THE RECORDS –
===
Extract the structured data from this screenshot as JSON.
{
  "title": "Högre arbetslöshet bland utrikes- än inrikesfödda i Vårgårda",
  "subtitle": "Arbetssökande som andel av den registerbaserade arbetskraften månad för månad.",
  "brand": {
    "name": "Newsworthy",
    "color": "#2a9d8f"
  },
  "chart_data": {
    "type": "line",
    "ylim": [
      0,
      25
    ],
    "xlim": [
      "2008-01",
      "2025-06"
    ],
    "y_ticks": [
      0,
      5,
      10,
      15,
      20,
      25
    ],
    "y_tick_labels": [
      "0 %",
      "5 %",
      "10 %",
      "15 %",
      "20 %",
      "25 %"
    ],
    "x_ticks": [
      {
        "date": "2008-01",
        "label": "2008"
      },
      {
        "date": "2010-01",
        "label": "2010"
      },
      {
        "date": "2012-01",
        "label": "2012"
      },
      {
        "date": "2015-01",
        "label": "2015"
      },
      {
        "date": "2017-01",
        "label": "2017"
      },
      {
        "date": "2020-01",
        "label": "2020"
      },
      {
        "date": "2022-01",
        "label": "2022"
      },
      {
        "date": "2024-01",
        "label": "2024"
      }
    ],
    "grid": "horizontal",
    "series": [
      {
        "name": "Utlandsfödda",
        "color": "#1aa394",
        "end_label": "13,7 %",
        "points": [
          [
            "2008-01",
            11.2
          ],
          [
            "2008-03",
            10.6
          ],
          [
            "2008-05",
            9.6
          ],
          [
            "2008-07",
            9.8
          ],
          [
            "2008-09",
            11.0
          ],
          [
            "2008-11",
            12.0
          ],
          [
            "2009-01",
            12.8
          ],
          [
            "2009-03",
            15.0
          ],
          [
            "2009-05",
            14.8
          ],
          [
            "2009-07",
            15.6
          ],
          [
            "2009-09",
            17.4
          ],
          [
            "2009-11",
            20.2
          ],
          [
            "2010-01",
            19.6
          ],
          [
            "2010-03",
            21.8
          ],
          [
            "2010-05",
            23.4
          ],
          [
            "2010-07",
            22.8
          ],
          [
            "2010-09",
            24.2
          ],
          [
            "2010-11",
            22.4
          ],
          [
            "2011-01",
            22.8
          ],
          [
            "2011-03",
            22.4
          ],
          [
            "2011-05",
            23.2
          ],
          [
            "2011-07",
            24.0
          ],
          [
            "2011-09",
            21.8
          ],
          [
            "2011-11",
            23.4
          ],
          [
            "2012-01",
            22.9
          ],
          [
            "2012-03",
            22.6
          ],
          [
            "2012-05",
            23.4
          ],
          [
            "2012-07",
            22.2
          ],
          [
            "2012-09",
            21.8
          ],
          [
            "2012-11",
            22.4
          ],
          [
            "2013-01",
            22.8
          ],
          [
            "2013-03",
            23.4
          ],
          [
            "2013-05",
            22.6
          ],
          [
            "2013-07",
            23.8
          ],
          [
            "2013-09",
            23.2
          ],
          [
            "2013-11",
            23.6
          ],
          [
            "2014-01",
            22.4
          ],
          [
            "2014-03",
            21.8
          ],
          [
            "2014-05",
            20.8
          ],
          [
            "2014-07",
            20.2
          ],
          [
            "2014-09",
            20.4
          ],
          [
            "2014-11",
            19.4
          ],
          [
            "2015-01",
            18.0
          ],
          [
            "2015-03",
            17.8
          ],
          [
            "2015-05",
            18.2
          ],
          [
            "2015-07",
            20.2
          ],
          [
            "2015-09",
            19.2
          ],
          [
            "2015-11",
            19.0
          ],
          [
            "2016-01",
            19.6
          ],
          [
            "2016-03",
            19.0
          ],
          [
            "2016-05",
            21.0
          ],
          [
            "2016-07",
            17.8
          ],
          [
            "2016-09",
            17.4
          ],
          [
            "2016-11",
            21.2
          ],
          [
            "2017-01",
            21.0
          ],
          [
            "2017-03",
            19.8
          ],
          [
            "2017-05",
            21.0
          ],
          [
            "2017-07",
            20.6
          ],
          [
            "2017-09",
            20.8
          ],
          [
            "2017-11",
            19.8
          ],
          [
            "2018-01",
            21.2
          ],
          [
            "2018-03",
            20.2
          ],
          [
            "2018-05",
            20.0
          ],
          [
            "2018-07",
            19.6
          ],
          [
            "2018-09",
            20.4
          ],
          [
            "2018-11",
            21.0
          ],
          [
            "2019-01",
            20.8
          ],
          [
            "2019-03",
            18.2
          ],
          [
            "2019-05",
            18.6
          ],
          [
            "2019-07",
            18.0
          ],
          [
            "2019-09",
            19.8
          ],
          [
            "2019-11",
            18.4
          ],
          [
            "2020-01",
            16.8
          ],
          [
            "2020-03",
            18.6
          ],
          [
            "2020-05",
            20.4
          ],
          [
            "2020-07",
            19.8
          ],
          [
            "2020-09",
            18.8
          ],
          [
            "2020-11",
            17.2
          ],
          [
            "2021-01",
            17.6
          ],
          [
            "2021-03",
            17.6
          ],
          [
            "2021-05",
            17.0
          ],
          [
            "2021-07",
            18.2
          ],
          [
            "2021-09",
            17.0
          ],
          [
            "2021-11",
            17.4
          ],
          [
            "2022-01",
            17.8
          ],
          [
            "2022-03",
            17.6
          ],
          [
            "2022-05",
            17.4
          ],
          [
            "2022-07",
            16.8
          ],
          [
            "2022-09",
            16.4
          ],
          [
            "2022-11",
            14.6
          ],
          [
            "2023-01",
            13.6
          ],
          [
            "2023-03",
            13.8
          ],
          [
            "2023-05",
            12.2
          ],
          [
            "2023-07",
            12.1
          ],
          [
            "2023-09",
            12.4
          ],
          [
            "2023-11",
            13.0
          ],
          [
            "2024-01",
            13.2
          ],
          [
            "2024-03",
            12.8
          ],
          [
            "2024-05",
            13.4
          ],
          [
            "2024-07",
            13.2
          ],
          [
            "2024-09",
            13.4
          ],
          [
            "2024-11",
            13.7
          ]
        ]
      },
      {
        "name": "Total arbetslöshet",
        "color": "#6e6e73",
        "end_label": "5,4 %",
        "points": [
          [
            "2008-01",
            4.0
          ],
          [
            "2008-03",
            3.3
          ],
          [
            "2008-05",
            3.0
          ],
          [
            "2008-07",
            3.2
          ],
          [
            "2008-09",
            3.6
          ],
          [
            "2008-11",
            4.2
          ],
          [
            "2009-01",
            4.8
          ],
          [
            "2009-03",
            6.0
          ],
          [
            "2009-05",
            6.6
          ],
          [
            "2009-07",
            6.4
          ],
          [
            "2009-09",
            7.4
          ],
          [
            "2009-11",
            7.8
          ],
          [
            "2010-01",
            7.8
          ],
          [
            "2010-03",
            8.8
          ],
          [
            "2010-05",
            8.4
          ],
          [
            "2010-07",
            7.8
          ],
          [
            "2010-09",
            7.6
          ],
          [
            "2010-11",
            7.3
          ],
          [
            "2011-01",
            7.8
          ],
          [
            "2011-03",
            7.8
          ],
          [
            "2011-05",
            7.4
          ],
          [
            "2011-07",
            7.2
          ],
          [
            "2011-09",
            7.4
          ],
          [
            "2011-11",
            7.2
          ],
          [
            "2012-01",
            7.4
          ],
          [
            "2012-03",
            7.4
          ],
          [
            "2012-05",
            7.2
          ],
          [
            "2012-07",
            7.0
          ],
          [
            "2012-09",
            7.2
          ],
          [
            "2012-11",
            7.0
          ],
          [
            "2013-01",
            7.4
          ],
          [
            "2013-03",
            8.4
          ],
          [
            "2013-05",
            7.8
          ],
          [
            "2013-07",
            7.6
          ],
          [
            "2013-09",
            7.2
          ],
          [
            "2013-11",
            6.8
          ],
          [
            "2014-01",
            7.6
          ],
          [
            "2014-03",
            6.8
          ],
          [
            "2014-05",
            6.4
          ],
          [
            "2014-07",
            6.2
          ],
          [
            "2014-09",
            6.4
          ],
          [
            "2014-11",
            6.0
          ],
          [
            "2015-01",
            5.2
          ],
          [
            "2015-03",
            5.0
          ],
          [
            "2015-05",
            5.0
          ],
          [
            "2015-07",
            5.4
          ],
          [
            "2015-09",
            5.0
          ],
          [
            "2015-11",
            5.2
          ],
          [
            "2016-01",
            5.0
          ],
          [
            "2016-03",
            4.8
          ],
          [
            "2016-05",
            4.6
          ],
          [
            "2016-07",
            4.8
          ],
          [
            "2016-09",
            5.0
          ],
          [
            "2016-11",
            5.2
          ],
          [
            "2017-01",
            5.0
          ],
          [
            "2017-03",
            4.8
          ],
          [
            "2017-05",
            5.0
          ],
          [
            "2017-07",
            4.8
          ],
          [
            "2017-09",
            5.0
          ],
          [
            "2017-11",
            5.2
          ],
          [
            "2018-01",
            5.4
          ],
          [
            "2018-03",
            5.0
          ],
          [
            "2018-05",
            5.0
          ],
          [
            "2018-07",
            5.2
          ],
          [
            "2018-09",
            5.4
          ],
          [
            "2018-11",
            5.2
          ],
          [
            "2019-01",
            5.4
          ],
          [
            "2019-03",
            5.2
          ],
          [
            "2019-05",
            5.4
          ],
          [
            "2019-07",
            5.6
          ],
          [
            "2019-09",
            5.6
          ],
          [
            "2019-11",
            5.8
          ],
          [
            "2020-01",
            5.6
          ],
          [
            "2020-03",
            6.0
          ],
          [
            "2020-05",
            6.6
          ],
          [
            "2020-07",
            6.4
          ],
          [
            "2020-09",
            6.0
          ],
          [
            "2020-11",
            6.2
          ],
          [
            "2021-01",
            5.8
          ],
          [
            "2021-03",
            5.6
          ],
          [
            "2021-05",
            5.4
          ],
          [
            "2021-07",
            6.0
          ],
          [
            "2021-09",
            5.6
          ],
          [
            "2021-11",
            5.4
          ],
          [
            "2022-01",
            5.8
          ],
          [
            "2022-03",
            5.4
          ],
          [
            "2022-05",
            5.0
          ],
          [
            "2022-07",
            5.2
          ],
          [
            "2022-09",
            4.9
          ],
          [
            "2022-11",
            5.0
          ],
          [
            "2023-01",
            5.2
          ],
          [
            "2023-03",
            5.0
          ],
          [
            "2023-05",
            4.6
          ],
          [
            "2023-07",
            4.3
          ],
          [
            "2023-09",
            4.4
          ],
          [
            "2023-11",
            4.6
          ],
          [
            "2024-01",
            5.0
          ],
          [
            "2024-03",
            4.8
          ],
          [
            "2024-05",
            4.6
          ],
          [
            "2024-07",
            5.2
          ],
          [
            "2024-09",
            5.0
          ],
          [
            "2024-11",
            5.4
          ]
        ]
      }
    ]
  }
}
===
TASK PROMPT – Each line with the string "arbetslöshet" in it needs to be found and copied.

SOLUTION FOR THIS TASK –
  "title": "Högre arbetslöshet bland utrikes- än inrikesfödda i Vårgårda",
        "name": "Total arbetslöshet",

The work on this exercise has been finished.